[Exercise requirements] Copy the data precisely, keeping every character.

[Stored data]
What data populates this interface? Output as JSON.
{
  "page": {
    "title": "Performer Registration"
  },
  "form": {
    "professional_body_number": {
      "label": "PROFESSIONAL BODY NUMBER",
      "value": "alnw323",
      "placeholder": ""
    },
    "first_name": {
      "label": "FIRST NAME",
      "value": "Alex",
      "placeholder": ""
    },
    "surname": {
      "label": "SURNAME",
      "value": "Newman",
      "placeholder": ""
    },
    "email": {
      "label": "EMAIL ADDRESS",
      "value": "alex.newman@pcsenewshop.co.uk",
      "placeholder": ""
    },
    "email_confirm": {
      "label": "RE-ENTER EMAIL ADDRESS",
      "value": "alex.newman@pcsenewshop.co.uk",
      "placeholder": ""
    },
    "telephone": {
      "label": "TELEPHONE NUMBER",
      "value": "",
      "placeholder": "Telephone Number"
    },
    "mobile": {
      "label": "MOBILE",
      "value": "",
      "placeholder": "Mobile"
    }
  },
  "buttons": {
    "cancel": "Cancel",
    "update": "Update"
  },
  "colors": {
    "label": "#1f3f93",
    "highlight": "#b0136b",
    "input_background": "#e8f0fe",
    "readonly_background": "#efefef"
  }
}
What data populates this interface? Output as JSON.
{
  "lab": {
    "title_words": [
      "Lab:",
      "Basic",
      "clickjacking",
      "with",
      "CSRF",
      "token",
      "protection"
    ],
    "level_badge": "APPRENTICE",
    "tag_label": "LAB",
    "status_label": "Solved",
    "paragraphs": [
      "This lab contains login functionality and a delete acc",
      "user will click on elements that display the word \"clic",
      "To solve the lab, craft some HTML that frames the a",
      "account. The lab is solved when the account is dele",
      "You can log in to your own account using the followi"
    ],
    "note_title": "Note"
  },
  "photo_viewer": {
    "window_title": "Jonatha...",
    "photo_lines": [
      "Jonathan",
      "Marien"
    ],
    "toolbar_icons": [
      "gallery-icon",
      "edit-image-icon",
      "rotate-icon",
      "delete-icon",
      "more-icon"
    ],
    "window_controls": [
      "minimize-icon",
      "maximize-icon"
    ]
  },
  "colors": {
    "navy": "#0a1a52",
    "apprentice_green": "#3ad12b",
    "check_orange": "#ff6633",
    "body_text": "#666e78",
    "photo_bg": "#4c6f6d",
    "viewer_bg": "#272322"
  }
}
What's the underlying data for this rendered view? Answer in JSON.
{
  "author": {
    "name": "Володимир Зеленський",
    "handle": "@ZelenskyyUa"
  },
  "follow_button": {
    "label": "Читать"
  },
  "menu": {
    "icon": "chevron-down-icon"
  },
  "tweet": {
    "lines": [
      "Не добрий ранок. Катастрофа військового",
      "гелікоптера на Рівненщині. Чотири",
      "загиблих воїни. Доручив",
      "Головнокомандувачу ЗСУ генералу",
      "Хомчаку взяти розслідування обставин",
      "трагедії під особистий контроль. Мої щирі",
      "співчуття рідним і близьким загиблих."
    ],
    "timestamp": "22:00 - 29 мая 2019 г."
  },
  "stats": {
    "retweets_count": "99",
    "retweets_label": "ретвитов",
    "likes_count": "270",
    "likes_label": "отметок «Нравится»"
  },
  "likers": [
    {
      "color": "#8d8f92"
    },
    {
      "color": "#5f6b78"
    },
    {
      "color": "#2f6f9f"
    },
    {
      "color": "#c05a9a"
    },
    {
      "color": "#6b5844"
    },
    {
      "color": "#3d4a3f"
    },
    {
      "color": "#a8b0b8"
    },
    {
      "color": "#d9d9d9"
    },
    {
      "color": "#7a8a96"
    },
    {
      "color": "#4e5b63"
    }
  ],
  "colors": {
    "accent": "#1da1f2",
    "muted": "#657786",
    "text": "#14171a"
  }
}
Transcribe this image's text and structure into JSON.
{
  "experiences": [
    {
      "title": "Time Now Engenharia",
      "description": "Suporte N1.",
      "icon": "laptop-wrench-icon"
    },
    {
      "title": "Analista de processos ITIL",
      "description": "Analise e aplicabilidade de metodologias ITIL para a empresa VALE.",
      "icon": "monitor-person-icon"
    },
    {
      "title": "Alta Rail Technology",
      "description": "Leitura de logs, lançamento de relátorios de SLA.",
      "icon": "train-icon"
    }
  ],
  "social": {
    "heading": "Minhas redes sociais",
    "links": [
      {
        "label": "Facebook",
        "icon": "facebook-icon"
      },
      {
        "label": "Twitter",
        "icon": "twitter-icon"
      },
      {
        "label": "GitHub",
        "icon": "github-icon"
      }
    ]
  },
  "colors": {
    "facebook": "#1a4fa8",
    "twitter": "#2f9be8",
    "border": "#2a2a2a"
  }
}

[Solved exercise]
What data populates this interface? Output as JSON.
{
  "page": {
    "title": "Performer Registration"
  },
  "form": {
    "professional_body_number": {
      "label": "PROFESSIONAL BODY NUMBER",
      "value": "alnw323",
      "placeholder": ""
    },
    "first_name": {
      "label": "FIRST NAME",
      "value": "Alex",
      "placeholder": ""
    },
    "surname": {
      "label": "SURNAME",
      "value": "Newman",
      "placeholder": ""
    },
    "email": {
      "label": "EMAIL ADDRESS",
      "value": "alex.newman@pcsenewshop.co.uk",
      "placeholder": ""
    },
    "email_confirm": {
      "label": "RE-ENTER EMAIL ADDRESS",
      "value": "alex.newman@pcsenewshop.co.uk",
      "placeholder": ""
    },
    "telephone": {
      "label": "TELEPHONE NUMBER",
      "value": "",
      "placeholder": "Telephone Number"
    },
    "mobile": {
      "label": "MOBILE",
      "value": "",
      "placeholder": "Mobile"
    }
  },
  "buttons": {
    "cancel": "Cancel",
    "update": "Update"
  },
  "colors": {
    "label": "#1f3f93",
    "highlight": "#b0136b",
    "input_background": "#e8f0fe",
    "readonly_background": "#efefef"
  }
}
What data populates this interface? Output as JSON.
{
  "lab": {
    "title_words": [
      "Lab:",
      "Basic",
      "clickjacking",
      "with",
      "CSRF",
      "token",
      "protection"
    ],
    "level_badge": "APPRENTICE",
    "tag_label": "LAB",
    "status_label": "Solved",
    "paragraphs": [
      "This lab contains login functionality and a delete acc",
      "user will click on elements that display the word \"clic",
      "To solve the lab, craft some HTML that frames the a",
      "account. The lab is solved when the account is dele",
      "You can log in to your own account using the followi"
    ],
    "note_title": "Note"
  },
  "photo_viewer": {
    "window_title": "Jonatha...",
    "photo_lines": [
      "Jonathan",
      "Marien"
    ],
    "toolbar_icons": [
      "gallery-icon",
      "edit-image-icon",
      "rotate-icon",
      "delete-icon",
      "more-icon"
    ],
    "window_controls": [
      "minimize-icon",
      "maximize-icon"
    ]
  },
  "colors": {
    "navy": "#0a1a52",
    "apprentice_green": "#3ad12b",
    "check_orange": "#ff6633",
    "body_text": "#666e78",
    "photo_bg": "#4c6f6d",
    "viewer_bg": "#272322"
  }
}
What's the underlying data for this rendered view? Answer in JSON.
{
  "author": {
    "name": "Володимир Зеленський",
    "handle": "@ZelenskyyUa"
  },
  "follow_button": {
    "label": "Читать"
  },
  "menu": {
    "icon": "chevron-down-icon"
  },
  "tweet": {
    "lines": [
      "Не добрий ранок. Катастрофа військового",
      "гелікоптера на Рівненщині. Чотири",
      "загиблих воїни. Доручив",
      "Головнокомандувачу ЗСУ генералу",
      "Хомчаку взяти розслідування обставин",
      "трагедії під особистий контроль. Мої щирі",
      "співчуття рідним і близьким загиблих."
    ],
    "timestamp": "22:00 - 29 мая 2019 г."
  },
  "stats": {
    "retweets_count": "99",
    "retweets_label": "ретвитов",
    "likes_count": "270",
    "likes_label": "отметок «Нравится»"
  },
  "likers": [
    {
      "color": "#8d8f92"
    },
    {
      "color": "#5f6b78"
    },
    {
      "color": "#2f6f9f"
    },
    {
      "color": "#c05a9a"
    },
    {
      "color": "#6b5844"
    },
    {
      "color": "#3d4a3f"
    },
    {
      "color": "#a8b0b8"
    },
    {
      "color": "#d9d9d9"
    },
    {
      "color": "#7a8a96"
    },
    {
      "color": "#4e5b63"
    }
  ],
  "colors": {
    "accent": "#1da1f2",
    "muted": "#657786",
    "text": "#14171a"
  }
}
Transcribe this image's text and structure into JSON.
{
  "experiences": [
    {
      "title": "Time Now Engenharia",
      "description": "Suporte N1.",
      "icon": "laptop-wrench-icon"
    },
    {
      "title": "Analista de processos ITIL",
      "description": "Analise e aplicabilidade de metodologias ITIL para a empresa VALE.",
      "icon": "monitor-person-icon"
    },
    {
      "title": "Alta Rail Technology",
      "description": "Leitura de logs, lançamento de relátorios de SLA.",
      "icon": "train-icon"
    }
  ],
  "social": {
    "heading": "Minhas redes sociais",
    "links": [
      {
        "label": "Facebook",
        "icon": "facebook-icon"
      },
      {
        "label": "Twitter",
        "icon": "twitter-icon"
      },
      {
        "label": "GitHub",
        "icon": "github-icon"
      }
    ]
  },
  "colors": {
    "facebook": "#1a4fa8",
    "twitter": "#2f9be8",
    "border": "#2a2a2a"
  }
}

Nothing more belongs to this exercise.